Material for this exercise:
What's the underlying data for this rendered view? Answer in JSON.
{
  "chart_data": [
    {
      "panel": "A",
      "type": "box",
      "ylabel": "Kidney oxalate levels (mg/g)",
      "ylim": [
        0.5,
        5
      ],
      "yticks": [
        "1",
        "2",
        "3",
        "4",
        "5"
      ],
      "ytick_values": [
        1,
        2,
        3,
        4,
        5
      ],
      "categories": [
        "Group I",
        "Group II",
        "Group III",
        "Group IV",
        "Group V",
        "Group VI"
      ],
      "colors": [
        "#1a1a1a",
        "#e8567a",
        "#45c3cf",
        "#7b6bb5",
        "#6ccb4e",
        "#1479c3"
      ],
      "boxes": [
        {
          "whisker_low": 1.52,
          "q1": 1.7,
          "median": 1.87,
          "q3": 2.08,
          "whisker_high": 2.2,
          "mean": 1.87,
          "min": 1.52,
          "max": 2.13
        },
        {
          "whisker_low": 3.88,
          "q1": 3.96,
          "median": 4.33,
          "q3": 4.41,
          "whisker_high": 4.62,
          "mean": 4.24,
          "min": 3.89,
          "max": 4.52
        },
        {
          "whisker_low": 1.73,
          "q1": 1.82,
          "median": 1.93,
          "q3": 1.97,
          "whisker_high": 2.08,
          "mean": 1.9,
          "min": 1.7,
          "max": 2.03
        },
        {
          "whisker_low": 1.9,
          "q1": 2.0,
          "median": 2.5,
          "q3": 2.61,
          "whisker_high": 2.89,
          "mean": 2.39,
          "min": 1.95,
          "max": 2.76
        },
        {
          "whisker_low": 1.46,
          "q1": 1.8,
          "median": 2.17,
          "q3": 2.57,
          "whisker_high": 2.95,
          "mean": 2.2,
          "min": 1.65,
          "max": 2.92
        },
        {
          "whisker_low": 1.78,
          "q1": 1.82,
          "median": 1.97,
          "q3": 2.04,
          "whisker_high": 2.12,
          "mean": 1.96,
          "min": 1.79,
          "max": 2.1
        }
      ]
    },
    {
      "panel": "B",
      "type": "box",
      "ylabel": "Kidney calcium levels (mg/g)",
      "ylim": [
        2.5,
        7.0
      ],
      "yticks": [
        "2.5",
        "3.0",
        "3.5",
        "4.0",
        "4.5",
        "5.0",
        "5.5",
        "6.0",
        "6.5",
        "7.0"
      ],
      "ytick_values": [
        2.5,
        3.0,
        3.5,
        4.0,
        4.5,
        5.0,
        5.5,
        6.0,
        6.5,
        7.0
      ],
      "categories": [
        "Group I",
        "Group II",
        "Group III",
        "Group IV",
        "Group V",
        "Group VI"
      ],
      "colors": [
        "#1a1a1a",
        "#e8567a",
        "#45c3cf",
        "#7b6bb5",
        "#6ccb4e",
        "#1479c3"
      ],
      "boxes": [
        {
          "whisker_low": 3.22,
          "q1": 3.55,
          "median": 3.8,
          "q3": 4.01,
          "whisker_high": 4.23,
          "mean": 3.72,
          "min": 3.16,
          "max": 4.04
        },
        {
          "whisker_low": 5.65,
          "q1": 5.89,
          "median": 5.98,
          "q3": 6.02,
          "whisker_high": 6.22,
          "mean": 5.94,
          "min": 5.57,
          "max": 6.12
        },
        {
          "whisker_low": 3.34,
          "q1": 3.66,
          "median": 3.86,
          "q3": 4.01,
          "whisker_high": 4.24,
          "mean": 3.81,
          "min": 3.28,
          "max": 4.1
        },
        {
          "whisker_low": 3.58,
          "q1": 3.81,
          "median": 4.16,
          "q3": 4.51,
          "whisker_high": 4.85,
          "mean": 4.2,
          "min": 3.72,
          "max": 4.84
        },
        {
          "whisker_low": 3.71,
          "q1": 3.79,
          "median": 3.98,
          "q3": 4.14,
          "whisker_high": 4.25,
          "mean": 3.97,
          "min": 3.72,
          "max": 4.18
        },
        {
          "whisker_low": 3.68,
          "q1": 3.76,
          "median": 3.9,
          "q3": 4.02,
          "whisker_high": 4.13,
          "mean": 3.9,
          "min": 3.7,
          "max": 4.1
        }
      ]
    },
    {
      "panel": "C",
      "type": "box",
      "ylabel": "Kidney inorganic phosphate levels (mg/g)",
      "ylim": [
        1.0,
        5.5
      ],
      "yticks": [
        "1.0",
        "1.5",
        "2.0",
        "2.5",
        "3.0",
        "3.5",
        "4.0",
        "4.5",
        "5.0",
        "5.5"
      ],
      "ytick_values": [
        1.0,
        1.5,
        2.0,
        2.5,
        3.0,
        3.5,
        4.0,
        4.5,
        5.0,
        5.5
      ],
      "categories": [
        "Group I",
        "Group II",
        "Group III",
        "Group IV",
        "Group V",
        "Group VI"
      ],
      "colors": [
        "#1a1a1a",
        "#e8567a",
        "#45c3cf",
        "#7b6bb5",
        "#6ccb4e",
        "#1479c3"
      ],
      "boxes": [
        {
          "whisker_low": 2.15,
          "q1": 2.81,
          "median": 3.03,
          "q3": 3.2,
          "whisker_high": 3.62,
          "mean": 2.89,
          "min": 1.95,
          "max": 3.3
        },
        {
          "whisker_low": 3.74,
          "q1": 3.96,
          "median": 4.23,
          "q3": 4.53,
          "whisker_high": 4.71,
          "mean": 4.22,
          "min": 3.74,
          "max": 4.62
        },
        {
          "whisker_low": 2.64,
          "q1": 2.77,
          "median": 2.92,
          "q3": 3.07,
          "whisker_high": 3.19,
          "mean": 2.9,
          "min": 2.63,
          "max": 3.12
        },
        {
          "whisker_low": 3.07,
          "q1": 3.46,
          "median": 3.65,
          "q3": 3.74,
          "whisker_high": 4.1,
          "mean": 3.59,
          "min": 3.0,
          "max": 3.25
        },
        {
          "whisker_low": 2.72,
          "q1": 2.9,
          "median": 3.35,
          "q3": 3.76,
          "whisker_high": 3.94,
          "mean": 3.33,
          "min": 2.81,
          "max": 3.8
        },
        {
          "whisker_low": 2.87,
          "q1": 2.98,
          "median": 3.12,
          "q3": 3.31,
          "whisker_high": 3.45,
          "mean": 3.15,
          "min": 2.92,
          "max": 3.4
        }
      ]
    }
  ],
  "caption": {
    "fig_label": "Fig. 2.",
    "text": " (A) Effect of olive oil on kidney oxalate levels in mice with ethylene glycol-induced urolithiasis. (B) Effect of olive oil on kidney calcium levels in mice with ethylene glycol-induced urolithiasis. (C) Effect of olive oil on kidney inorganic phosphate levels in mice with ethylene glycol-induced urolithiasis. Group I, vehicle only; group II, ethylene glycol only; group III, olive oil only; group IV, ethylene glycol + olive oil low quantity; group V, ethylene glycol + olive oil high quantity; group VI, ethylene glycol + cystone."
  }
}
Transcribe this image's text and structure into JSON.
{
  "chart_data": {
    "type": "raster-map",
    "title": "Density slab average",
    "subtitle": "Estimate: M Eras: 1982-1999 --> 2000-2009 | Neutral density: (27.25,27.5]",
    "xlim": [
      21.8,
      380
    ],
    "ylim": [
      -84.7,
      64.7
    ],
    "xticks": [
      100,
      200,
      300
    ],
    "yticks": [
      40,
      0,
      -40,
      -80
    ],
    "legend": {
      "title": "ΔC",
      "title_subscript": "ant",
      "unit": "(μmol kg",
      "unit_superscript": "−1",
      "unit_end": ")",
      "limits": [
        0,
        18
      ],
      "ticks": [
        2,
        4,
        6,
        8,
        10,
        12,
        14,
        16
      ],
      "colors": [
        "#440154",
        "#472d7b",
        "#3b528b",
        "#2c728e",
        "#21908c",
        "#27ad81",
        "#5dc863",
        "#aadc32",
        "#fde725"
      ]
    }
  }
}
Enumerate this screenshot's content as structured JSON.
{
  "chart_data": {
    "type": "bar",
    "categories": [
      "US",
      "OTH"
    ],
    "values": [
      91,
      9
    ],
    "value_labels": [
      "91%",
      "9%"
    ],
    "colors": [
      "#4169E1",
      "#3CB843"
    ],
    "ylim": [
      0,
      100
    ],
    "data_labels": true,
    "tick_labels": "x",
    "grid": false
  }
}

What the exercise asks: Give back the lines above exactly, from the one with "Enumerate this screenshot's" through the last line.

Complete output:
Enumerate this screenshot's content as structured JSON.
{
  "chart_data": {
    "type": "bar",
    "categories": [
      "US",
      "OTH"
    ],
    "values": [
      91,
      9
    ],
    "value_labels": [
      "91%",
      "9%"
    ],
    "colors": [
      "#4169E1",
      "#3CB843"
    ],
    "ylim": [
      0,
      100
    ],
    "data_labels": true,
    "tick_labels": "x",
    "grid": false
  }
}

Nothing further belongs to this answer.